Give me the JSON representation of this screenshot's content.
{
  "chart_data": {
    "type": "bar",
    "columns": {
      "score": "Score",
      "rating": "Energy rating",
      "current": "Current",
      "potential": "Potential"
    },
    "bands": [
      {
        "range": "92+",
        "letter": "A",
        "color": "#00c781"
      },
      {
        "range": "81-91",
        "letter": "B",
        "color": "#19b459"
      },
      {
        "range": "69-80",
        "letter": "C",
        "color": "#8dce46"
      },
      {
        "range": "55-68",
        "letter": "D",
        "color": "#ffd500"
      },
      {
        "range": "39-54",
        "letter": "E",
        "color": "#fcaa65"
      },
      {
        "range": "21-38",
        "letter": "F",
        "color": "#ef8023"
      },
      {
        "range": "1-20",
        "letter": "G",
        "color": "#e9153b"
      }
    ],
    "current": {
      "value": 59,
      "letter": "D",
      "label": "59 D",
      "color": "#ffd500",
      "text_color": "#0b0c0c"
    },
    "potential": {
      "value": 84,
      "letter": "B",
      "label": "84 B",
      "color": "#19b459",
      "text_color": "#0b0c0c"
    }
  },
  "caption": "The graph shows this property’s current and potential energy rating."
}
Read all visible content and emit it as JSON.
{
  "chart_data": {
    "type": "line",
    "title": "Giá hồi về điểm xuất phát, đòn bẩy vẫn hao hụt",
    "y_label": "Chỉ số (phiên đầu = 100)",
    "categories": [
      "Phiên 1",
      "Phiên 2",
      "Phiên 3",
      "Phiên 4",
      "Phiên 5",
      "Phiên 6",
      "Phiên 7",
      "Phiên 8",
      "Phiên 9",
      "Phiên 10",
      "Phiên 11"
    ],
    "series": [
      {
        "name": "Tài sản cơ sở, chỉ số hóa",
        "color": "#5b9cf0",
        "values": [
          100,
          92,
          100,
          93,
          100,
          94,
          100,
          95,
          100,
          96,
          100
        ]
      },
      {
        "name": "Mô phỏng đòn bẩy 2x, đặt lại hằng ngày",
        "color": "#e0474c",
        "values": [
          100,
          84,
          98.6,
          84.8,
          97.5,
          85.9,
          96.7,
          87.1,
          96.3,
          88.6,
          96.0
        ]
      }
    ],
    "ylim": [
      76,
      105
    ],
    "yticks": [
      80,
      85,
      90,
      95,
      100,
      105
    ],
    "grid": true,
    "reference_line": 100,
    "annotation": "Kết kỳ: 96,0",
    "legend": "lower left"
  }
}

==============================

Reproduce all of the records exactly.

Give me the JSON representation of this screenshot's content.
{
  "chart_data": {
    "type": "bar",
    "columns": {
      "score": "Score",
      "rating": "Energy rating",
      "current": "Current",
      "potential": "Potential"
    },
    "bands": [
      {
        "range": "92+",
        "letter": "A",
        "color": "#00c781"
      },
      {
        "range": "81-91",
        "letter": "B",
        "color": "#19b459"
      },
      {
        "range": "69-80",
        "letter": "C",
        "color": "#8dce46"
      },
      {
        "range": "55-68",
        "letter": "D",
        "color": "#ffd500"
      },
      {
        "range": "39-54",
        "letter": "E",
        "color": "#fcaa65"
      },
      {
        "range": "21-38",
        "letter": "F",
        "color": "#ef8023"
      },
      {
        "range": "1-20",
        "letter": "G",
        "color": "#e9153b"
      }
    ],
    "current": {
      "value": 59,
      "letter": "D",
      "label": "59 D",
      "color": "#ffd500",
      "text_color": "#0b0c0c"
    },
    "potential": {
      "value": 84,
      "letter": "B",
      "label": "84 B",
      "color": "#19b459",
      "text_color": "#0b0c0c"
    }
  },
  "caption": "The graph shows this property’s current and potential energy rating."
}
Read all visible content and emit it as JSON.
{
  "chart_data": {
    "type": "line",
    "title": "Giá hồi về điểm xuất phát, đòn bẩy vẫn hao hụt",
    "y_label": "Chỉ số (phiên đầu = 100)",
    "categories": [
      "Phiên 1",
      "Phiên 2",
      "Phiên 3",
      "Phiên 4",
      "Phiên 5",
      "Phiên 6",
      "Phiên 7",
      "Phiên 8",
      "Phiên 9",
      "Phiên 10",
      "Phiên 11"
    ],
    "series": [
      {
        "name": "Tài sản cơ sở, chỉ số hóa",
        "color": "#5b9cf0",
        "values": [
          100,
          92,
          100,
          93,
          100,
          94,
          100,
          95,
          100,
          96,
          100
        ]
      },
      {
        "name": "Mô phỏng đòn bẩy 2x, đặt lại hằng ngày",
        "color": "#e0474c",
        "values": [
          100,
          84,
          98.6,
          84.8,
          97.5,
          85.9,
          96.7,
          87.1,
          96.3,
          88.6,
          96.0
        ]
      }
    ],
    "ylim": [
      76,
      105
    ],
    "yticks": [
      80,
      85,
      90,
      95,
      100,
      105
    ],
    "grid": true,
    "reference_line": 100,
    "annotation": "Kết kỳ: 96,0",
    "legend": "lower left"
  }
}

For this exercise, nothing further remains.